AIM OF THE EXERCISE: Repeat the entire listing exactly as written.

GIVEN RECORDS:
● ● ● ●
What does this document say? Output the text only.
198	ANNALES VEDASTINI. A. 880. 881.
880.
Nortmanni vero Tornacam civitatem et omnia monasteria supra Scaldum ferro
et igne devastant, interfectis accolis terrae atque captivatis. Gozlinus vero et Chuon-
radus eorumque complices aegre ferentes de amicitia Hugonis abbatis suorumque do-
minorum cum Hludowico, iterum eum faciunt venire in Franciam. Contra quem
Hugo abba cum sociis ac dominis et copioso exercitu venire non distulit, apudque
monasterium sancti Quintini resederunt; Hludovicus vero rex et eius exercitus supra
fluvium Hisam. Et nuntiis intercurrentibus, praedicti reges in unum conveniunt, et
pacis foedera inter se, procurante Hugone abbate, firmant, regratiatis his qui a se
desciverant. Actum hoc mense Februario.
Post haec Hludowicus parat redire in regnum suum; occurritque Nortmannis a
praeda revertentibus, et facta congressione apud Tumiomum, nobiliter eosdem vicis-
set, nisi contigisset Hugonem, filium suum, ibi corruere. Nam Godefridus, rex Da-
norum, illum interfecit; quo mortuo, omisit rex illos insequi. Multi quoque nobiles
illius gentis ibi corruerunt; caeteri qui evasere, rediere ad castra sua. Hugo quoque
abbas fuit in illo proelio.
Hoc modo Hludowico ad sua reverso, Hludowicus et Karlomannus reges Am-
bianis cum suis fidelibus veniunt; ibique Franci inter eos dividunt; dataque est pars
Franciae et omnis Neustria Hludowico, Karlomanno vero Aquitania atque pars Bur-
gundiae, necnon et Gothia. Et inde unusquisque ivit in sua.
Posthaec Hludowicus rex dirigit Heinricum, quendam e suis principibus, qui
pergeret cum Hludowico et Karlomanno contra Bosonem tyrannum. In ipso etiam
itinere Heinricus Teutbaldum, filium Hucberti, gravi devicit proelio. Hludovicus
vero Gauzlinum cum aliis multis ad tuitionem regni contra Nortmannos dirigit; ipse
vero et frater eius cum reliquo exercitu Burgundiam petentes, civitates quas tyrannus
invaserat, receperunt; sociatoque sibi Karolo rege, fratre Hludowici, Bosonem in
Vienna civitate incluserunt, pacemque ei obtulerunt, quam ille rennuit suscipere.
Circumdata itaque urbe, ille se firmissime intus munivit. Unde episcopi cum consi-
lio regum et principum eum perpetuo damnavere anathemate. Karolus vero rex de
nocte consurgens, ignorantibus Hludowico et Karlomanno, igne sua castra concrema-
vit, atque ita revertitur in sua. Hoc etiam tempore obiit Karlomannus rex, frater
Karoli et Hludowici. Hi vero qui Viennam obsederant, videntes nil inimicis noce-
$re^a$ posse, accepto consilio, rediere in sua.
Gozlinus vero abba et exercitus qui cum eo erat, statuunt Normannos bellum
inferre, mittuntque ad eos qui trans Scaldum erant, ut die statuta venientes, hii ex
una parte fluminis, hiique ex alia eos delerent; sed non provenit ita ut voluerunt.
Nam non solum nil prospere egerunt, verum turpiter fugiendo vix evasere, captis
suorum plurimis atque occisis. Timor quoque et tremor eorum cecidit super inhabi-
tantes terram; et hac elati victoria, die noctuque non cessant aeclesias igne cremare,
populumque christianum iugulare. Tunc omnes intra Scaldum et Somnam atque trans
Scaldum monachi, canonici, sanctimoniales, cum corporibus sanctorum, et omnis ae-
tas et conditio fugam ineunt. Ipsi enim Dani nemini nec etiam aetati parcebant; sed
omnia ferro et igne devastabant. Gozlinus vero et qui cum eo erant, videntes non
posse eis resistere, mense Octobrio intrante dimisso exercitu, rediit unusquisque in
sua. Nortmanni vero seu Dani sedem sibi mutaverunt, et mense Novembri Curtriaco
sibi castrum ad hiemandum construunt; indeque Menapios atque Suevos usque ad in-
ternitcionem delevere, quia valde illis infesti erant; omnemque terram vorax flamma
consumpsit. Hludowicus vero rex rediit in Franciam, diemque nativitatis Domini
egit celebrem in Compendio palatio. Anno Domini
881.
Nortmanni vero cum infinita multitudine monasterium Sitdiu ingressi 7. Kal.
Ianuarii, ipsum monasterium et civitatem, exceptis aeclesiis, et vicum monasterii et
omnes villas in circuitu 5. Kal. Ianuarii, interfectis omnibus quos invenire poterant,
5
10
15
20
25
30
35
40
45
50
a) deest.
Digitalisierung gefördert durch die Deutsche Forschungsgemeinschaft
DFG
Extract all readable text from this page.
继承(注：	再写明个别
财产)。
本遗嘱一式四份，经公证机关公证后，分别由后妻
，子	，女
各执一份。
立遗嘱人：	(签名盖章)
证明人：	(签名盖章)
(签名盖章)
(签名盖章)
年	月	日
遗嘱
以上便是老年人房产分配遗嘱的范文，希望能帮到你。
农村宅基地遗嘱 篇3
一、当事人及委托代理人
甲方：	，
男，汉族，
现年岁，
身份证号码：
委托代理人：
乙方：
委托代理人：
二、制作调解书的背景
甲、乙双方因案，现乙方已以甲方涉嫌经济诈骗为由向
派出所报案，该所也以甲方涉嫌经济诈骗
● ● ● ●
WRITTEN ANSWER:
What does this document say? Output the text only.
198	ANNALES VEDASTINI. A. 880. 881.
880.
Nortmanni vero Tornacam civitatem et omnia monasteria supra Scaldum ferro
et igne devastant, interfectis accolis terrae atque captivatis. Gozlinus vero et Chuon-
radus eorumque complices aegre ferentes de amicitia Hugonis abbatis suorumque do-
minorum cum Hludowico, iterum eum faciunt venire in Franciam. Contra quem
Hugo abba cum sociis ac dominis et copioso exercitu venire non distulit, apudque
monasterium sancti Quintini resederunt; Hludovicus vero rex et eius exercitus supra
fluvium Hisam. Et nuntiis intercurrentibus, praedicti reges in unum conveniunt, et
pacis foedera inter se, procurante Hugone abbate, firmant, regratiatis his qui a se
desciverant. Actum hoc mense Februario.
Post haec Hludowicus parat redire in regnum suum; occurritque Nortmannis a
praeda revertentibus, et facta congressione apud Tumiomum, nobiliter eosdem vicis-
set, nisi contigisset Hugonem, filium suum, ibi corruere. Nam Godefridus, rex Da-
norum, illum interfecit; quo mortuo, omisit rex illos insequi. Multi quoque nobiles
illius gentis ibi corruerunt; caeteri qui evasere, rediere ad castra sua. Hugo quoque
abbas fuit in illo proelio.
Hoc modo Hludowico ad sua reverso, Hludowicus et Karlomannus reges Am-
bianis cum suis fidelibus veniunt; ibique Franci inter eos dividunt; dataque est pars
Franciae et omnis Neustria Hludowico, Karlomanno vero Aquitania atque pars Bur-
gundiae, necnon et Gothia. Et inde unusquisque ivit in sua.
Posthaec Hludowicus rex dirigit Heinricum, quendam e suis principibus, qui
pergeret cum Hludowico et Karlomanno contra Bosonem tyrannum. In ipso etiam
itinere Heinricus Teutbaldum, filium Hucberti, gravi devicit proelio. Hludovicus
vero Gauzlinum cum aliis multis ad tuitionem regni contra Nortmannos dirigit; ipse
vero et frater eius cum reliquo exercitu Burgundiam petentes, civitates quas tyrannus
invaserat, receperunt; sociatoque sibi Karolo rege, fratre Hludowici, Bosonem in
Vienna civitate incluserunt, pacemque ei obtulerunt, quam ille rennuit suscipere.
Circumdata itaque urbe, ille se firmissime intus munivit. Unde episcopi cum consi-
lio regum et principum eum perpetuo damnavere anathemate. Karolus vero rex de
nocte consurgens, ignorantibus Hludowico et Karlomanno, igne sua castra concrema-
vit, atque ita revertitur in sua. Hoc etiam tempore obiit Karlomannus rex, frater
Karoli et Hludowici. Hi vero qui Viennam obsederant, videntes nil inimicis noce-
$re^a$ posse, accepto consilio, rediere in sua.
Gozlinus vero abba et exercitus qui cum eo erat, statuunt Normannos bellum
inferre, mittuntque ad eos qui trans Scaldum erant, ut die statuta venientes, hii ex
una parte fluminis, hiique ex alia eos delerent; sed non provenit ita ut voluerunt.
Nam non solum nil prospere egerunt, verum turpiter fugiendo vix evasere, captis
suorum plurimis atque occisis. Timor quoque et tremor eorum cecidit super inhabi-
tantes terram; et hac elati victoria, die noctuque non cessant aeclesias igne cremare,
populumque christianum iugulare. Tunc omnes intra Scaldum et Somnam atque trans
Scaldum monachi, canonici, sanctimoniales, cum corporibus sanctorum, et omnis ae-
tas et conditio fugam ineunt. Ipsi enim Dani nemini nec etiam aetati parcebant; sed
omnia ferro et igne devastabant. Gozlinus vero et qui cum eo erant, videntes non
posse eis resistere, mense Octobrio intrante dimisso exercitu, rediit unusquisque in
sua. Nortmanni vero seu Dani sedem sibi mutaverunt, et mense Novembri Curtriaco
sibi castrum ad hiemandum construunt; indeque Menapios atque Suevos usque ad in-
ternitcionem delevere, quia valde illis infesti erant; omnemque terram vorax flamma
consumpsit. Hludowicus vero rex rediit in Franciam, diemque nativitatis Domini
egit celebrem in Compendio palatio. Anno Domini
881.
Nortmanni vero cum infinita multitudine monasterium Sitdiu ingressi 7. Kal.
Ianuarii, ipsum monasterium et civitatem, exceptis aeclesiis, et vicum monasterii et
omnes villas in circuitu 5. Kal. Ianuarii, interfectis omnibus quos invenire poterant,
5
10
15
20
25
30
35
40
45
50
a) deest.
Digitalisierung gefördert durch die Deutsche Forschungsgemeinschaft
DFG
Extract all readable text from this page.
继承(注：	再写明个别
财产)。
本遗嘱一式四份，经公证机关公证后，分别由后妻
，子	，女
各执一份。
立遗嘱人：	(签名盖章)
证明人：	(签名盖章)
(签名盖章)
(签名盖章)
年	月	日
遗嘱
以上便是老年人房产分配遗嘱的范文，希望能帮到你。
农村宅基地遗嘱 篇3
一、当事人及委托代理人
甲方：	，
男，汉族，
现年岁，
身份证号码：
委托代理人：
乙方：
委托代理人：
二、制作调解书的背景
甲、乙双方因案，现乙方已以甲方涉嫌经济诈骗为由向
派出所报案，该所也以甲方涉嫌经济诈骗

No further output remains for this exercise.